### Exercise brief
Return each line containing the string "title".

Records contained in a dataset
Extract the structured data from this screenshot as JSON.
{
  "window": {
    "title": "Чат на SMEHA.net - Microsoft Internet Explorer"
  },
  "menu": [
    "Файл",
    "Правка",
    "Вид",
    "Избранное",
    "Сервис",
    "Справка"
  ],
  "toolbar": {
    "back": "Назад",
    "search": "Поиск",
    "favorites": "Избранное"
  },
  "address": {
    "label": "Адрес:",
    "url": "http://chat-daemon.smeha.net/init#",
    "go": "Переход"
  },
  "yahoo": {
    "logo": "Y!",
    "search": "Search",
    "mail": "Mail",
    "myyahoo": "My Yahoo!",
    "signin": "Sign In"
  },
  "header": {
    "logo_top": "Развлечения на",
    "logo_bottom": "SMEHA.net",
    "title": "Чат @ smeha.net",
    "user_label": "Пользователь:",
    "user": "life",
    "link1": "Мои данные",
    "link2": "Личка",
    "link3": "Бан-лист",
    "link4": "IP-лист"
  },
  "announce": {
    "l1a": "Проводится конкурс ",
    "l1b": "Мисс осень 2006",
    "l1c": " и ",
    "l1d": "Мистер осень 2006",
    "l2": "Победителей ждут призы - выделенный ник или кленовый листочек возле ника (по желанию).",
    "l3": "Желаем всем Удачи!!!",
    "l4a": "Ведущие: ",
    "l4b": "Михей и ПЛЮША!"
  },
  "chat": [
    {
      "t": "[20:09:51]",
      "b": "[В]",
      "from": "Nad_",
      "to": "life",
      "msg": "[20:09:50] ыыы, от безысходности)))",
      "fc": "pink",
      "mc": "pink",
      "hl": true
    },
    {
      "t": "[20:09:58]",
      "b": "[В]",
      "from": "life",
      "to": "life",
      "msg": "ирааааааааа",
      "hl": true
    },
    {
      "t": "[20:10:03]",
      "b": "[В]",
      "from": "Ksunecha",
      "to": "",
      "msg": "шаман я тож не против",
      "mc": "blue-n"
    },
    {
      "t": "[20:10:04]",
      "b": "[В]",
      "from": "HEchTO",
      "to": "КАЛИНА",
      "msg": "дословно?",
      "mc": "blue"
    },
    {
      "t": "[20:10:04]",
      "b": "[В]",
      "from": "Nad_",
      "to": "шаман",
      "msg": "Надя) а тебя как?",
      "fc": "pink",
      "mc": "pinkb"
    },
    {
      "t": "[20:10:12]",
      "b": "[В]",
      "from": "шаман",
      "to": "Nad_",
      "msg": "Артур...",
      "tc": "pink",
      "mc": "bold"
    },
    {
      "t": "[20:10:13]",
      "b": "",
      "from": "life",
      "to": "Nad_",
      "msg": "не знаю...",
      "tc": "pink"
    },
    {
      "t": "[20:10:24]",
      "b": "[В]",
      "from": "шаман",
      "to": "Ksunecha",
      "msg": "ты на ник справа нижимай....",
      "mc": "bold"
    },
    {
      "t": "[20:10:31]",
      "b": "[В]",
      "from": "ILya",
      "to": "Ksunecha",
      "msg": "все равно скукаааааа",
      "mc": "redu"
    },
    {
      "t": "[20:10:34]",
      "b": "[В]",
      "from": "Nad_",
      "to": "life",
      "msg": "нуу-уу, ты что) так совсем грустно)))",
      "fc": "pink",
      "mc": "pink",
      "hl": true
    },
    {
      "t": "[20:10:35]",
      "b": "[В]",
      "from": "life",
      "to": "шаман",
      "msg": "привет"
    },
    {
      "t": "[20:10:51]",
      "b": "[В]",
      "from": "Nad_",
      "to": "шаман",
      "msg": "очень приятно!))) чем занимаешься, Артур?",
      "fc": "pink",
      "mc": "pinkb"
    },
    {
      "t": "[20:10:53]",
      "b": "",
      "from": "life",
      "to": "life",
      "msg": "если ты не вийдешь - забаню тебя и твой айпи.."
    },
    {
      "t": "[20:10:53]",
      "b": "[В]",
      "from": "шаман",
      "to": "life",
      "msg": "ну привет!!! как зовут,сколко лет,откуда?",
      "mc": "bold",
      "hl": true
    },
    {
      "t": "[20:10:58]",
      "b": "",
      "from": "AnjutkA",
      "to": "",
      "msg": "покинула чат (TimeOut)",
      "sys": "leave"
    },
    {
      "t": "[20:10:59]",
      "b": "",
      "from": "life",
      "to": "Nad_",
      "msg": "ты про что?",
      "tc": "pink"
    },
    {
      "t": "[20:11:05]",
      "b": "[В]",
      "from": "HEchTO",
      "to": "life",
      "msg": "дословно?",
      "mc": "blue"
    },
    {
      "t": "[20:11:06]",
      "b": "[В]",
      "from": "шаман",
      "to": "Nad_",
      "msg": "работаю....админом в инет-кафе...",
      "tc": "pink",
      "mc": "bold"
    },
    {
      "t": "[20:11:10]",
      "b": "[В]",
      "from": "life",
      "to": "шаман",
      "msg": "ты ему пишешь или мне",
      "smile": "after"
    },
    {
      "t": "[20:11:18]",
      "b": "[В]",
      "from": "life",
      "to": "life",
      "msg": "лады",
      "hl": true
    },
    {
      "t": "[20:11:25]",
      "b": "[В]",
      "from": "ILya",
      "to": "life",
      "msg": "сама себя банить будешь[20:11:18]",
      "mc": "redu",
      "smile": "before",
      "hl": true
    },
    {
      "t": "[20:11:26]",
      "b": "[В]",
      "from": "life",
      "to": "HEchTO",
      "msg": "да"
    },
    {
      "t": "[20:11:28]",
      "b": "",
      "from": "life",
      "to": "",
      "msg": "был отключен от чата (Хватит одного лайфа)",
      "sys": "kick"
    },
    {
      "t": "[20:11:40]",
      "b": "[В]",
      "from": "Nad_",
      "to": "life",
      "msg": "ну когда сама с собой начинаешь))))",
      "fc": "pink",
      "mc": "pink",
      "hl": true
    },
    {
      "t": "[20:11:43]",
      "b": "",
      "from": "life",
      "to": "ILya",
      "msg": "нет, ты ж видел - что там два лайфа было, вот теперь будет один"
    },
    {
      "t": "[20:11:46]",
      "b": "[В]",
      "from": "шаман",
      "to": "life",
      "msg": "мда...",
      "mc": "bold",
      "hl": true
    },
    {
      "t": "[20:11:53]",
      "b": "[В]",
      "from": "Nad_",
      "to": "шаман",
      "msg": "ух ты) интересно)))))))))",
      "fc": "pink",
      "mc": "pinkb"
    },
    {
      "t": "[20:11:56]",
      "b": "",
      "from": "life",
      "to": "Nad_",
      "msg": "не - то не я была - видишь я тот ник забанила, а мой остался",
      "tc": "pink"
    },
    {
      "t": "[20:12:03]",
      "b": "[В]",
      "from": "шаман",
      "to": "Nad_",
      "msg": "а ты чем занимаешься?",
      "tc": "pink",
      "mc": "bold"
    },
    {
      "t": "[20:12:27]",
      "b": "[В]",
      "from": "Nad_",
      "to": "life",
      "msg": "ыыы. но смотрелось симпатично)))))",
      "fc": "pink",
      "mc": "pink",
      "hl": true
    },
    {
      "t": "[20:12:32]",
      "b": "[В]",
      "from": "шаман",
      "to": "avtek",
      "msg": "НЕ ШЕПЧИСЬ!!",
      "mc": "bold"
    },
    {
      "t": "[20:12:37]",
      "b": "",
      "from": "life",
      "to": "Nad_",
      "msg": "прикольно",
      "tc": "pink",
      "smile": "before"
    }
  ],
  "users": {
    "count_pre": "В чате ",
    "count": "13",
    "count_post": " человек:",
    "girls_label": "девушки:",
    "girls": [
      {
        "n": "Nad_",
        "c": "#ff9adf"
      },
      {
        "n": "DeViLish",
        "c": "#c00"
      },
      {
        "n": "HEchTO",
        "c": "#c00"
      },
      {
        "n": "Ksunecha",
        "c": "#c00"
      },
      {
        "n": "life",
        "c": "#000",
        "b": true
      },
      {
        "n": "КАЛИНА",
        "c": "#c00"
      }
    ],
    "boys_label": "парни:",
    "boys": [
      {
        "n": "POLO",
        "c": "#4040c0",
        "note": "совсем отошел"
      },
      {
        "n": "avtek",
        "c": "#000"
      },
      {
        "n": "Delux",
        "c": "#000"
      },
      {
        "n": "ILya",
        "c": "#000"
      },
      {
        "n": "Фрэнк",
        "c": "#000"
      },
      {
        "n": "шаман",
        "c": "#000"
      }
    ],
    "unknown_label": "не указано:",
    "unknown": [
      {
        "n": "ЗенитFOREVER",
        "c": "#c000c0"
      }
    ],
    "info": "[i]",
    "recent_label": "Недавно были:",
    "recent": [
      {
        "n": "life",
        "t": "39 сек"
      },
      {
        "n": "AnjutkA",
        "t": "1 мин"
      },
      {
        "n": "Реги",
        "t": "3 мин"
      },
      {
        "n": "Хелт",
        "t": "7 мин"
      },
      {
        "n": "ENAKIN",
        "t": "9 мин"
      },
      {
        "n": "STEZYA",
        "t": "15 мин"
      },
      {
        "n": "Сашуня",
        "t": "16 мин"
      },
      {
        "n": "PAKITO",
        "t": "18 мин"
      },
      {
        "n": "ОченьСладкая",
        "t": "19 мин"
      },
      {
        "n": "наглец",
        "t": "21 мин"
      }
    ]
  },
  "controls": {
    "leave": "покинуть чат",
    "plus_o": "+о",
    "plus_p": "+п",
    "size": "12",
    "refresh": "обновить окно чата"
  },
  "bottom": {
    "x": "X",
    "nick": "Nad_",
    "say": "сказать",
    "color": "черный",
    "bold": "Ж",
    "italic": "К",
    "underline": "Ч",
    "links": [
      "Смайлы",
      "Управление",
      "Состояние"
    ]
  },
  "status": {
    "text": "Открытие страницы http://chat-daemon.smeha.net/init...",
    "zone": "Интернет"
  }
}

### Answer for the task
    "title": "Чат на SMEHA.net - Microsoft Internet Explorer"
    "title": "Чат @ smeha.net",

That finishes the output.